* [RECORDS TO USE]
====================

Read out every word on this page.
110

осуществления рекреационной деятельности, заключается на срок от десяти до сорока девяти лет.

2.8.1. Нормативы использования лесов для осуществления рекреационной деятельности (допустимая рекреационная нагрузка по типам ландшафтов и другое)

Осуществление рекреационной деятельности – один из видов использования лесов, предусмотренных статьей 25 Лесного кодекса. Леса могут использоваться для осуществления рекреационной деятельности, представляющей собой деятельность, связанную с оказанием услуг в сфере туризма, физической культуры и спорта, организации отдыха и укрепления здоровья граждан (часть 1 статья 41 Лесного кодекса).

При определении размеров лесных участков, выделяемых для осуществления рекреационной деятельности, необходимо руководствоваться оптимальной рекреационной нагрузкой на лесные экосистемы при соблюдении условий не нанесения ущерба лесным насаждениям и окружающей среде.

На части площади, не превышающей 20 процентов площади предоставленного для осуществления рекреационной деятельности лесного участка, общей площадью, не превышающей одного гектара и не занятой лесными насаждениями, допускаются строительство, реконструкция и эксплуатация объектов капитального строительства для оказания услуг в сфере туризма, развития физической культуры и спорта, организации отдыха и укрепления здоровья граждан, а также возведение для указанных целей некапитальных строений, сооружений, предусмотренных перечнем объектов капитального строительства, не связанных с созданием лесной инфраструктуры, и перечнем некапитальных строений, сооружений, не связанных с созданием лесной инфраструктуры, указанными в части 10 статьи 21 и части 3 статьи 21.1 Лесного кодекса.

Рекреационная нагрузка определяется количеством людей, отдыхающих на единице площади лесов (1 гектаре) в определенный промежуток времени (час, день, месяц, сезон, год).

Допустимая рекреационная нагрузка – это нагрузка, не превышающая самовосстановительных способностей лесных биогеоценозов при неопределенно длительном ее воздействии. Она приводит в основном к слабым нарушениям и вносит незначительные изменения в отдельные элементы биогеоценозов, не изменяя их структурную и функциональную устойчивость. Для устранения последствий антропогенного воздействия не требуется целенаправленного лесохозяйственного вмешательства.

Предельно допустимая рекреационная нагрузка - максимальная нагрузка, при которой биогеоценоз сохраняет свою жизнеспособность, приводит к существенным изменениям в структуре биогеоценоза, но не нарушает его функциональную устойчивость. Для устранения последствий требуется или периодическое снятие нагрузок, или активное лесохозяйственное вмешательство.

====================

* [STATED GOAL]
Please repeat all the records above exactly as they appear.

* [TASK RESULT]
Read out every word on this page.
110

осуществления рекреационной деятельности, заключается на срок от десяти до сорока девяти лет.

2.8.1. Нормативы использования лесов для осуществления рекреационной деятельности (допустимая рекреационная нагрузка по типам ландшафтов и другое)

Осуществление рекреационной деятельности – один из видов использования лесов, предусмотренных статьей 25 Лесного кодекса. Леса могут использоваться для осуществления рекреационной деятельности, представляющей собой деятельность, связанную с оказанием услуг в сфере туризма, физической культуры и спорта, организации отдыха и укрепления здоровья граждан (часть 1 статья 41 Лесного кодекса).

При определении размеров лесных участков, выделяемых для осуществления рекреационной деятельности, необходимо руководствоваться оптимальной рекреационной нагрузкой на лесные экосистемы при соблюдении условий не нанесения ущерба лесным насаждениям и окружающей среде.

На части площади, не превышающей 20 процентов площади предоставленного для осуществления рекреационной деятельности лесного участка, общей площадью, не превышающей одного гектара и не занятой лесными насаждениями, допускаются строительство, реконструкция и эксплуатация объектов капитального строительства для оказания услуг в сфере туризма, развития физической культуры и спорта, организации отдыха и укрепления здоровья граждан, а также возведение для указанных целей некапитальных строений, сооружений, предусмотренных перечнем объектов капитального строительства, не связанных с созданием лесной инфраструктуры, и перечнем некапитальных строений, сооружений, не связанных с созданием лесной инфраструктуры, указанными в части 10 статьи 21 и части 3 статьи 21.1 Лесного кодекса.

Рекреационная нагрузка определяется количеством людей, отдыхающих на единице площади лесов (1 гектаре) в определенный промежуток времени (час, день, месяц, сезон, год).

Допустимая рекреационная нагрузка – это нагрузка, не превышающая самовосстановительных способностей лесных биогеоценозов при неопределенно длительном ее воздействии. Она приводит в основном к слабым нарушениям и вносит незначительные изменения в отдельные элементы биогеоценозов, не изменяя их структурную и функциональную устойчивость. Для устранения последствий антропогенного воздействия не требуется целенаправленного лесохозяйственного вмешательства.

Предельно допустимая рекреационная нагрузка - максимальная нагрузка, при которой биогеоценоз сохраняет свою жизнеспособность, приводит к существенным изменениям в структуре биогеоценоза, но не нарушает его функциональную устойчивость. Для устранения последствий требуется или периодическое снятие нагрузок, или активное лесохозяйственное вмешательство.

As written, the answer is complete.